··· Provided information ···
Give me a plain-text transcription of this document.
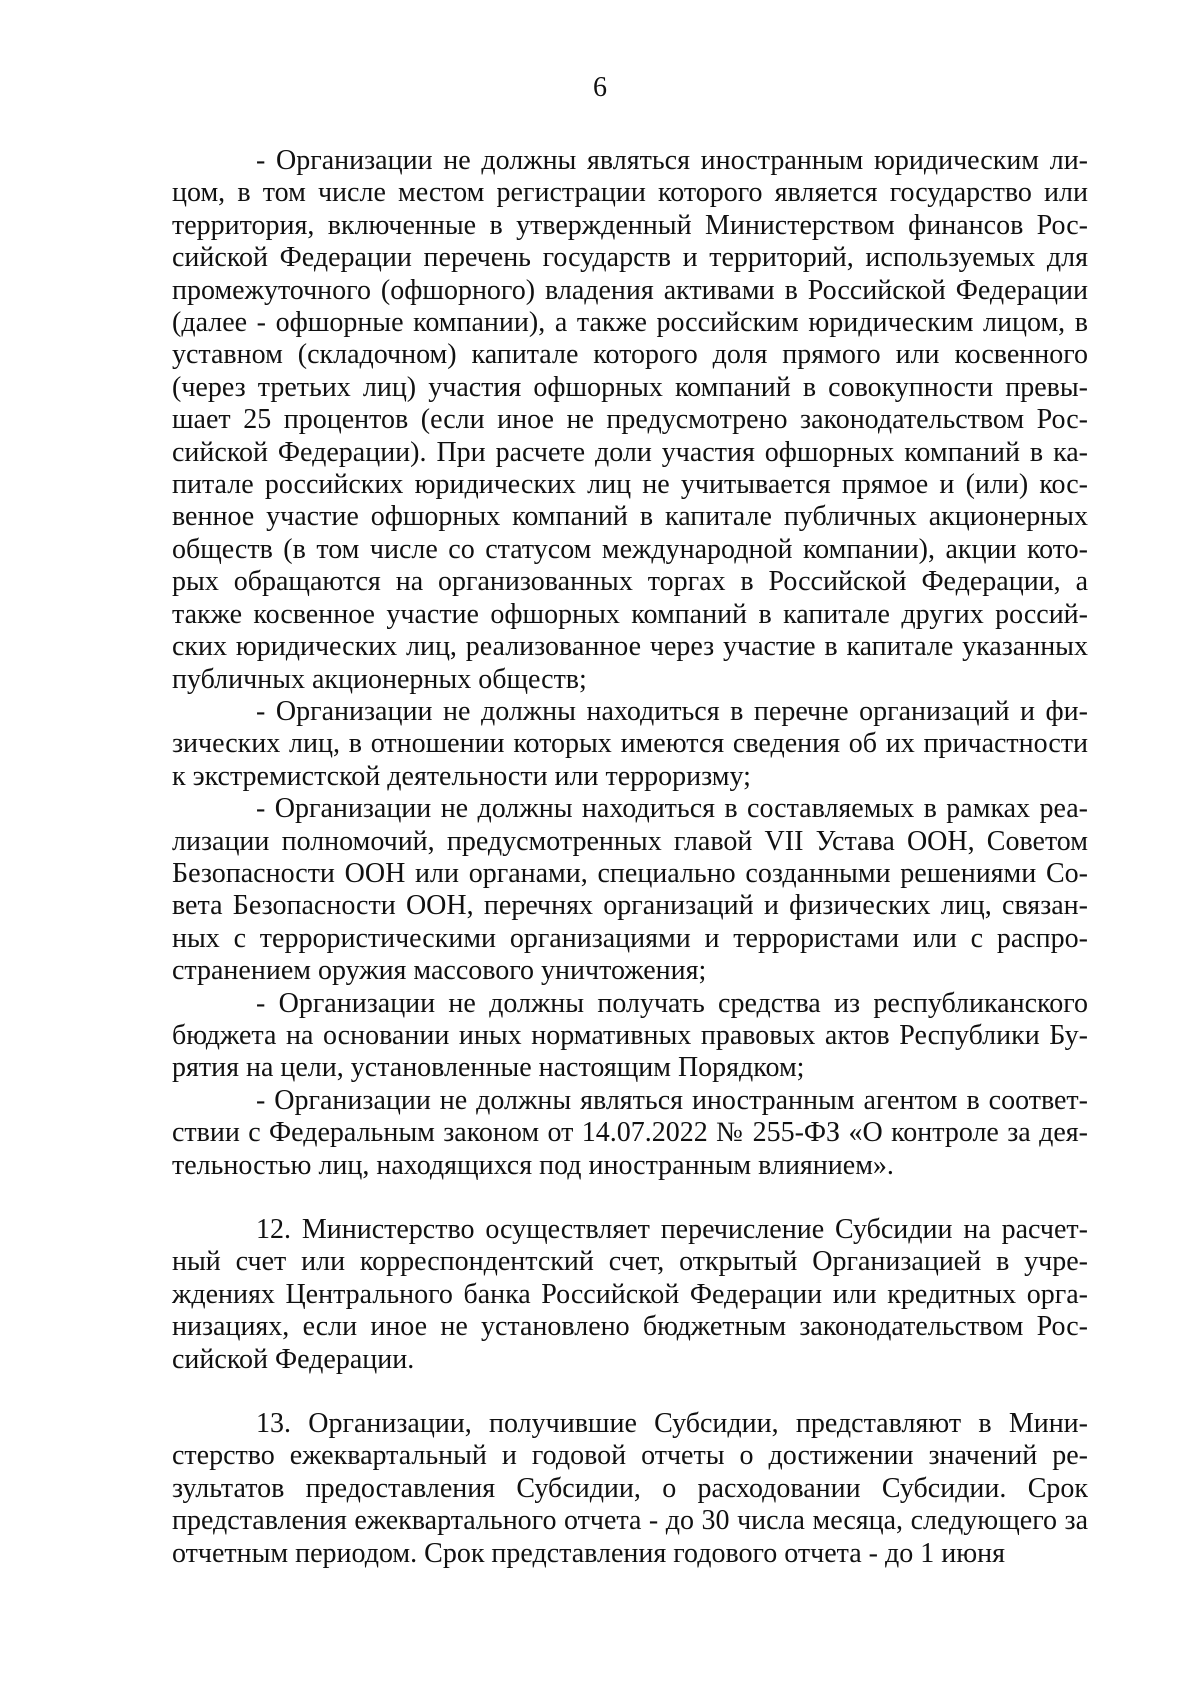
6

- Организации не должны являться иностранным юридическим лицом, в том числе местом регистрации которого является государство или территория, включенные в утвержденный Министерством финансов Российской Федерации перечень государств и территорий, используемых для промежуточного (офшорного) владения активами в Российской Федерации (далее - офшорные компании), а также российским юридическим лицом, в уставном (складочном) капитале которого доля прямого или косвенного (через третьих лиц) участия офшорных компаний в совокупности превышает 25 процентов (если иное не предусмотрено законодательством Российской Федерации). При расчете доли участия офшорных компаний в капитале российских юридических лиц не учитывается прямое и (или) косвенное участие офшорных компаний в капитале публичных акционерных обществ (в том числе со статусом международной компании), акции которых обращаются на организованных торгах в Российской Федерации, а также косвенное участие офшорных компаний в капитале других российских юридических лиц, реализованное через участие в капитале указанных публичных акционерных обществ;

- Организации не должны находиться в перечне организаций и физических лиц, в отношении которых имеются сведения об их причастности к экстремистской деятельности или терроризму;

- Организации не должны находиться в составляемых в рамках реализации полномочий, предусмотренных главой VII Устава ООН, Советом Безопасности ООН или органами, специально созданными решениями Совета Безопасности ООН, перечнях организаций и физических лиц, связанных с террористическими организациями и террористами или с распространением оружия массового уничтожения;

- Организации не должны получать средства из республиканского бюджета на основании иных нормативных правовых актов Республики Бурятия на цели, установленные настоящим Порядком;

- Организации не должны являться иностранным агентом в соответствии с Федеральным законом от 14.07.2022 № 255-ФЗ «О контроле за деятельностью лиц, находящихся под иностранным влиянием».

12. Министерство осуществляет перечисление Субсидии на расчетный счет или корреспондентский счет, открытый Организацией в учреждениях Центрального банка Российской Федерации или кредитных организациях, если иное не установлено бюджетным законодательством Российской Федерации.

13. Организации, получившие Субсидии, представляют в Министерство ежеквартальный и годовой отчеты о достижении значений результатов предоставления Субсидии, о расходовании Субсидии. Срок представления ежеквартального отчета - до 30 числа месяца, следующего за отчетным периодом. Срок представления годового отчета - до 1 июня
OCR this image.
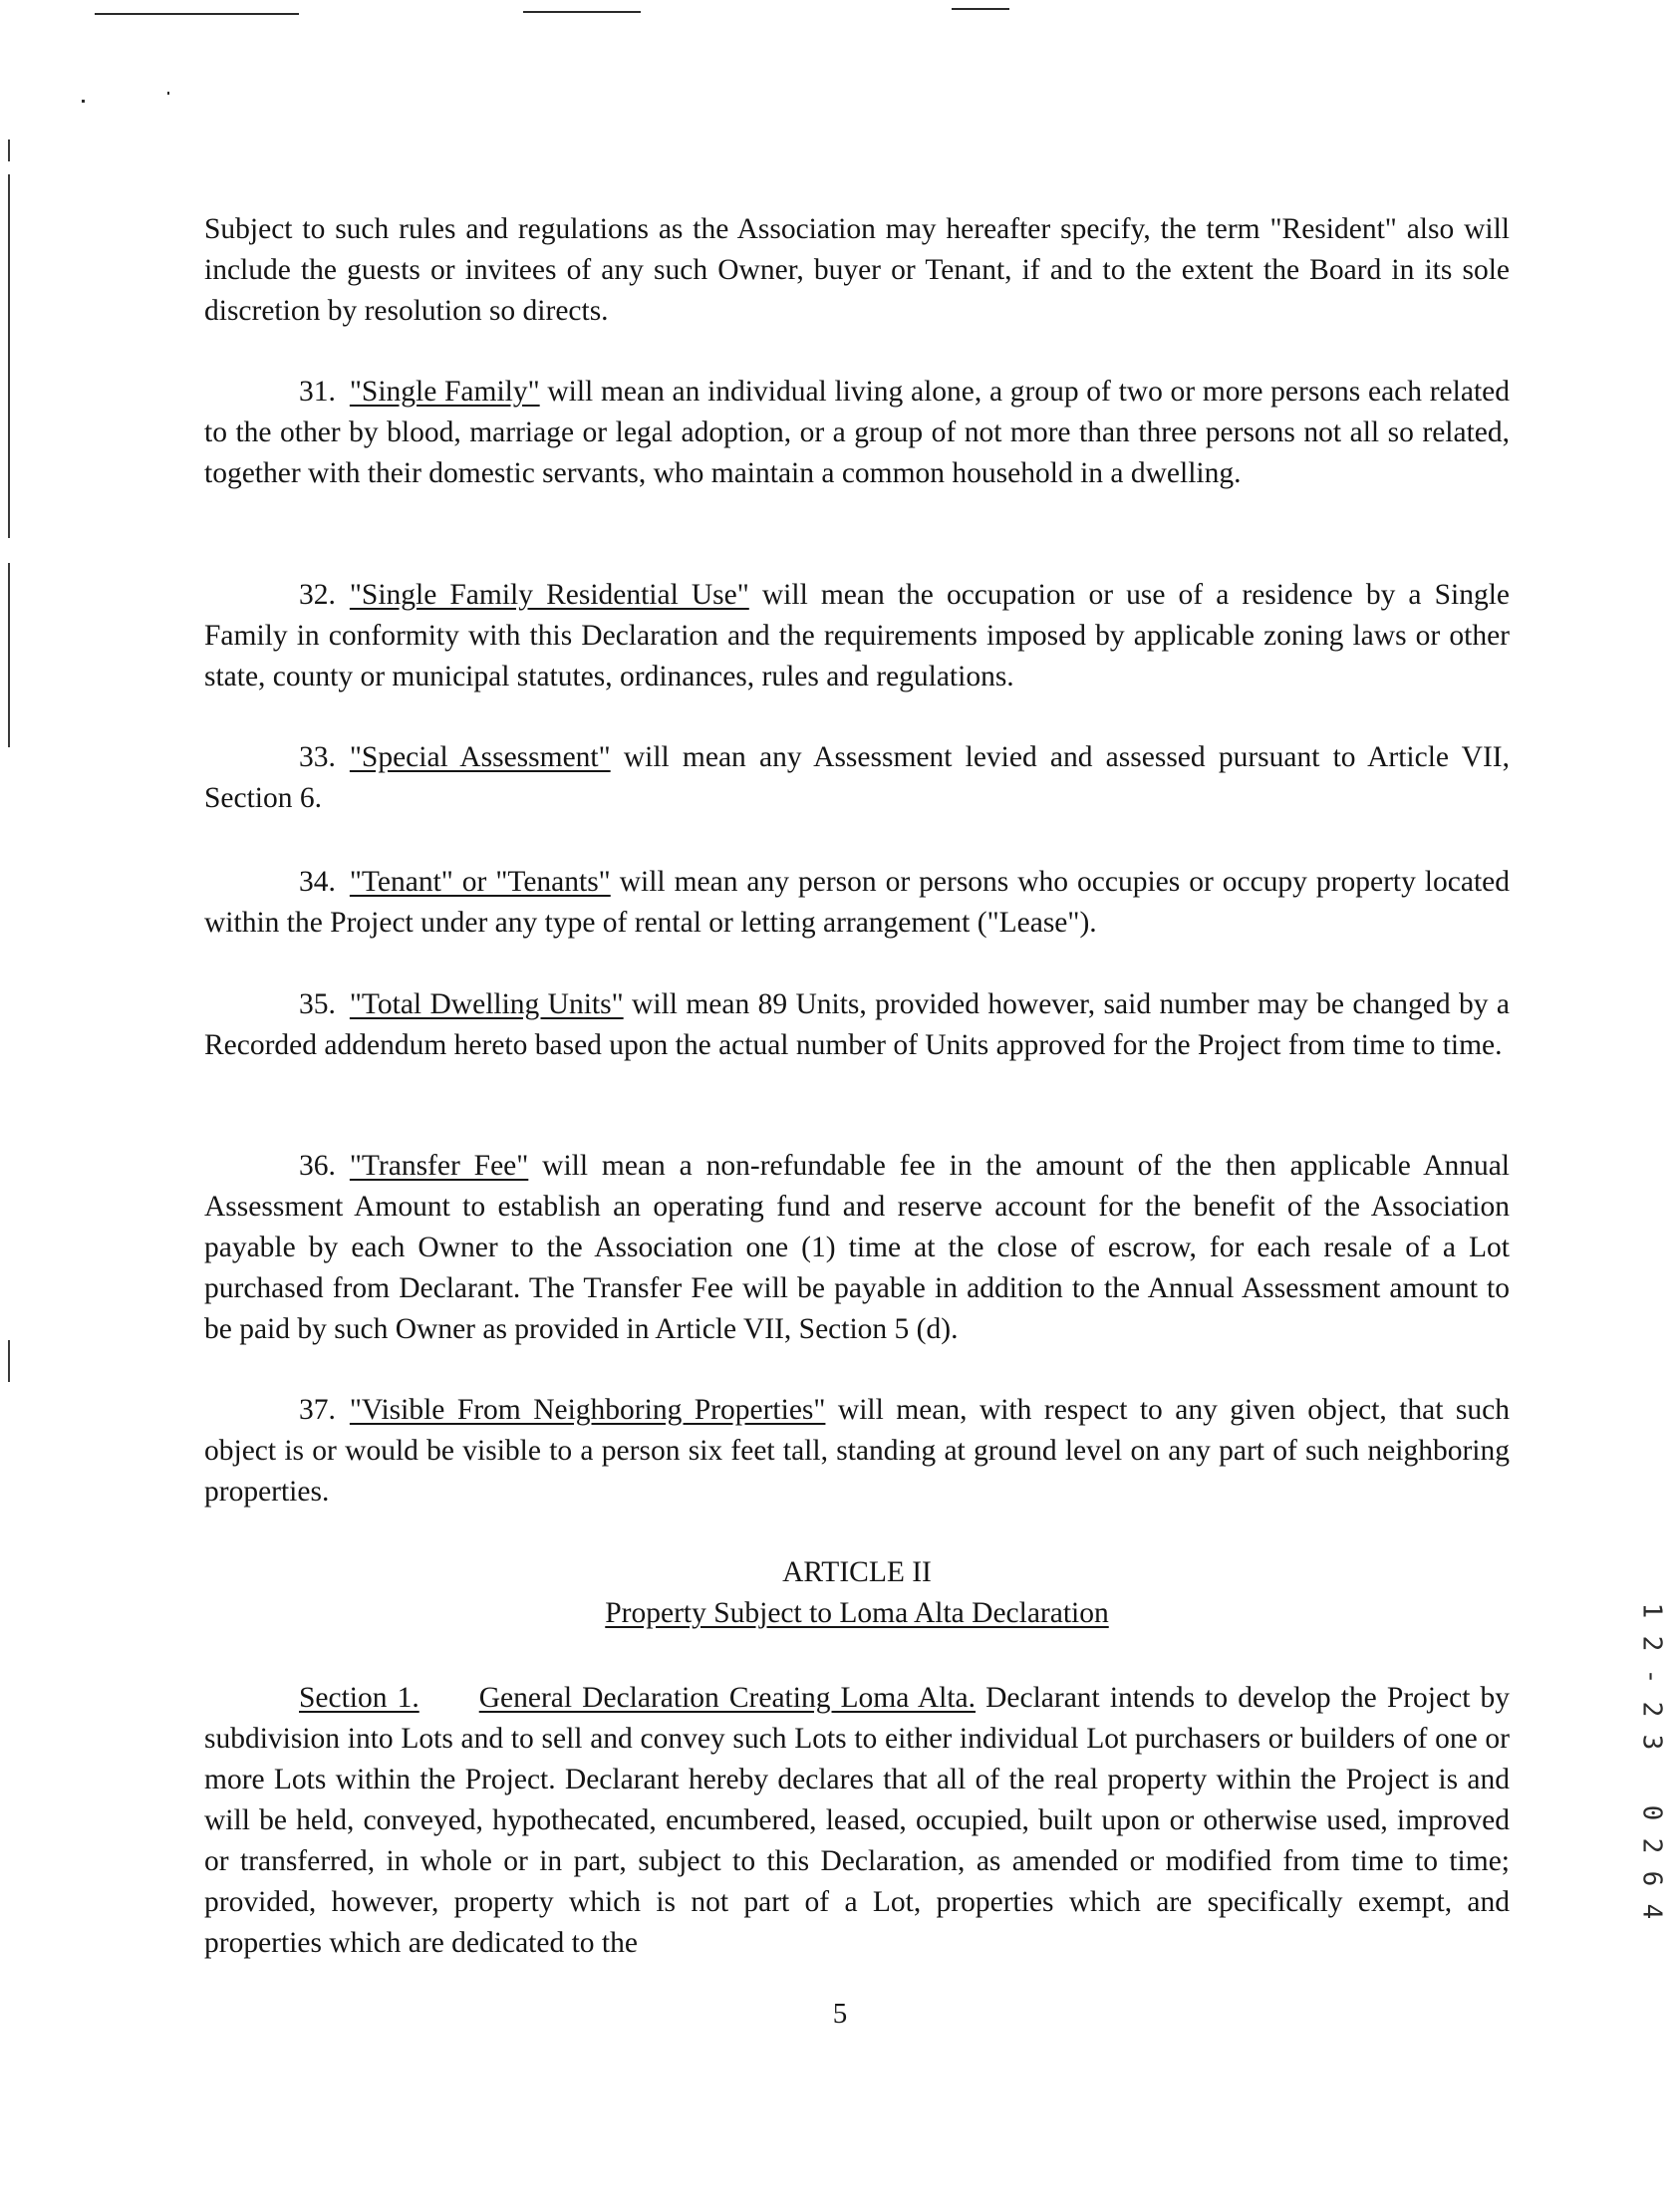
Subject to such rules and regulations as the Association may hereafter specify, the term "Resident" also will include the guests or invitees of any such Owner, buyer or Tenant, if and to the extent the Board in its sole discretion by resolution so directs.

31. "Single Family" will mean an individual living alone, a group of two or more persons each related to the other by blood, marriage or legal adoption, or a group of not more than three persons not all so related, together with their domestic servants, who maintain a common household in a dwelling.

32. "Single Family Residential Use" will mean the occupation or use of a residence by a Single Family in conformity with this Declaration and the requirements imposed by applicable zoning laws or other state, county or municipal statutes, ordinances, rules and regulations.

33. "Special Assessment" will mean any Assessment levied and assessed pursuant to Article VII, Section 6.

34. "Tenant" or "Tenants" will mean any person or persons who occupies or occupy property located within the Project under any type of rental or letting arrangement ("Lease").

35. "Total Dwelling Units" will mean 89 Units, provided however, said number may be changed by a Recorded addendum hereto based upon the actual number of Units approved for the Project from time to time.

36. "Transfer Fee" will mean a non-refundable fee in the amount of the then applicable Annual Assessment Amount to establish an operating fund and reserve account for the benefit of the Association payable by each Owner to the Association one (1) time at the close of escrow, for each resale of a Lot purchased from Declarant. The Transfer Fee will be payable in addition to the Annual Assessment amount to be paid by such Owner as provided in Article VII, Section 5 (d).

37. "Visible From Neighboring Properties" will mean, with respect to any given object, that such object is or would be visible to a person six feet tall, standing at ground level on any part of such neighboring properties.

ARTICLE II

Property Subject to Loma Alta Declaration

Section 1. General Declaration Creating Loma Alta. Declarant intends to develop the Project by subdivision into Lots and to sell and convey such Lots to either individual Lot purchasers or builders of one or more Lots within the Project. Declarant hereby declares that all of the real property within the Project is and will be held, conveyed, hypothecated, encumbered, leased, occupied, built upon or otherwise used, improved or transferred, in whole or in part, subject to this Declaration, as amended or modified from time to time; provided, however, property which is not part of a Lot, properties which are specifically exempt, and properties which are dedicated to the

5

1
2
-
2
3
0
2
6
4
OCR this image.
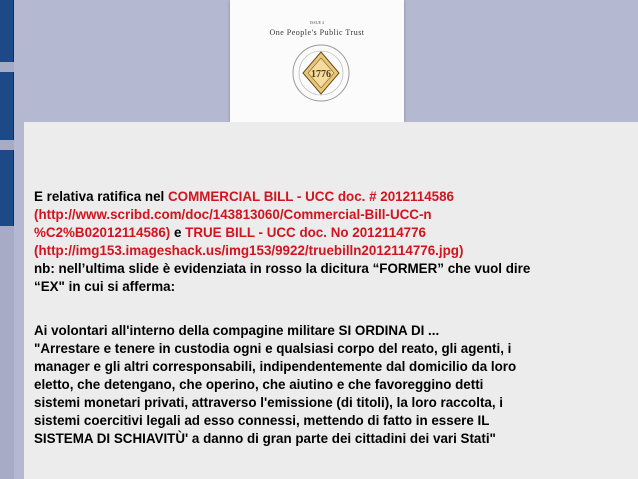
ISSUE 4
One People's Public Trust
1776

E relativa ratifica nel COMMERCIAL BILL - UCC doc. # 2012114586
(http://www.scribd.com/doc/143813060/Commercial-Bill-UCC-n
%C2%B02012114586) e TRUE BILL - UCC doc. No 2012114776
(http://img153.imageshack.us/img153/9922/truebilln2012114776.jpg)
nb: nell’ultima slide è evidenziata in rosso la dicitura “FORMER” che vuol dire
“EX" in cui si afferma:

Ai volontari all'interno della compagine militare SI ORDINA DI ...
"Arrestare e tenere in custodia ogni e qualsiasi corpo del reato, gli agenti, i
manager e gli altri corresponsabili, indipendentemente dal domicilio da loro
eletto, che detengano, che operino, che aiutino e che favoreggino detti
sistemi monetari privati, attraverso l'emissione (di titoli), la loro raccolta, i
sistemi coercitivi legali ad esso connessi, mettendo di fatto in essere IL
SISTEMA DI SCHIAVITÙ' a danno di gran parte dei cittadini dei vari Stati"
···
▶ **What is needed**:
Repeat each record exactly, with the pictures left out.

▶ **Correct response**:
Give me a plain-text transcription of this document.
6

- Организации не должны являться иностранным юридическим лицом, в том числе местом регистрации которого является государство или территория, включенные в утвержденный Министерством финансов Российской Федерации перечень государств и территорий, используемых для промежуточного (офшорного) владения активами в Российской Федерации (далее - офшорные компании), а также российским юридическим лицом, в уставном (складочном) капитале которого доля прямого или косвенного (через третьих лиц) участия офшорных компаний в совокупности превышает 25 процентов (если иное не предусмотрено законодательством Российской Федерации). При расчете доли участия офшорных компаний в капитале российских юридических лиц не учитывается прямое и (или) косвенное участие офшорных компаний в капитале публичных акционерных обществ (в том числе со статусом международной компании), акции которых обращаются на организованных торгах в Российской Федерации, а также косвенное участие офшорных компаний в капитале других российских юридических лиц, реализованное через участие в капитале указанных публичных акционерных обществ;

- Организации не должны находиться в перечне организаций и физических лиц, в отношении которых имеются сведения об их причастности к экстремистской деятельности или терроризму;

- Организации не должны находиться в составляемых в рамках реализации полномочий, предусмотренных главой VII Устава ООН, Советом Безопасности ООН или органами, специально созданными решениями Совета Безопасности ООН, перечнях организаций и физических лиц, связанных с террористическими организациями и террористами или с распространением оружия массового уничтожения;

- Организации не должны получать средства из республиканского бюджета на основании иных нормативных правовых актов Республики Бурятия на цели, установленные настоящим Порядком;

- Организации не должны являться иностранным агентом в соответствии с Федеральным законом от 14.07.2022 № 255-ФЗ «О контроле за деятельностью лиц, находящихся под иностранным влиянием».

12. Министерство осуществляет перечисление Субсидии на расчетный счет или корреспондентский счет, открытый Организацией в учреждениях Центрального банка Российской Федерации или кредитных организациях, если иное не установлено бюджетным законодательством Российской Федерации.

13. Организации, получившие Субсидии, представляют в Министерство ежеквартальный и годовой отчеты о достижении значений результатов предоставления Субсидии, о расходовании Субсидии. Срок представления ежеквартального отчета - до 30 числа месяца, следующего за отчетным периодом. Срок представления годового отчета - до 1 июня
OCR this image.
Subject to such rules and regulations as the Association may hereafter specify, the term "Resident" also will include the guests or invitees of any such Owner, buyer or Tenant, if and to the extent the Board in its sole discretion by resolution so directs.

31. "Single Family" will mean an individual living alone, a group of two or more persons each related to the other by blood, marriage or legal adoption, or a group of not more than three persons not all so related, together with their domestic servants, who maintain a common household in a dwelling.

32. "Single Family Residential Use" will mean the occupation or use of a residence by a Single Family in conformity with this Declaration and the requirements imposed by applicable zoning laws or other state, county or municipal statutes, ordinances, rules and regulations.

33. "Special Assessment" will mean any Assessment levied and assessed pursuant to Article VII, Section 6.

34. "Tenant" or "Tenants" will mean any person or persons who occupies or occupy property located within the Project under any type of rental or letting arrangement ("Lease").

35. "Total Dwelling Units" will mean 89 Units, provided however, said number may be changed by a Recorded addendum hereto based upon the actual number of Units approved for the Project from time to time.

36. "Transfer Fee" will mean a non-refundable fee in the amount of the then applicable Annual Assessment Amount to establish an operating fund and reserve account for the benefit of the Association payable by each Owner to the Association one (1) time at the close of escrow, for each resale of a Lot purchased from Declarant. The Transfer Fee will be payable in addition to the Annual Assessment amount to be paid by such Owner as provided in Article VII, Section 5 (d).

37. "Visible From Neighboring Properties" will mean, with respect to any given object, that such object is or would be visible to a person six feet tall, standing at ground level on any part of such neighboring properties.

ARTICLE II

Property Subject to Loma Alta Declaration

Section 1. General Declaration Creating Loma Alta. Declarant intends to develop the Project by subdivision into Lots and to sell and convey such Lots to either individual Lot purchasers or builders of one or more Lots within the Project. Declarant hereby declares that all of the real property within the Project is and will be held, conveyed, hypothecated, encumbered, leased, occupied, built upon or otherwise used, improved or transferred, in whole or in part, subject to this Declaration, as amended or modified from time to time; provided, however, property which is not part of a Lot, properties which are specifically exempt, and properties which are dedicated to the

5

1
2
-
2
3
0
2
6
4
OCR this image.
ISSUE 4
One People's Public Trust
1776

E relativa ratifica nel COMMERCIAL BILL - UCC doc. # 2012114586
(http://www.scribd.com/doc/143813060/Commercial-Bill-UCC-n
%C2%B02012114586) e TRUE BILL - UCC doc. No 2012114776
(http://img153.imageshack.us/img153/9922/truebilln2012114776.jpg)
nb: nell’ultima slide è evidenziata in rosso la dicitura “FORMER” che vuol dire
“EX" in cui si afferma:

Ai volontari all'interno della compagine militare SI ORDINA DI ...
"Arrestare e tenere in custodia ogni e qualsiasi corpo del reato, gli agenti, i
manager e gli altri corresponsabili, indipendentemente dal domicilio da loro
eletto, che detengano, che operino, che aiutino e che favoreggino detti
sistemi monetari privati, attraverso l'emissione (di titoli), la loro raccolta, i
sistemi coercitivi legali ad esso connessi, mettendo di fatto in essere IL
SISTEMA DI SCHIAVITÙ' a danno di gran parte dei cittadini dei vari Stati"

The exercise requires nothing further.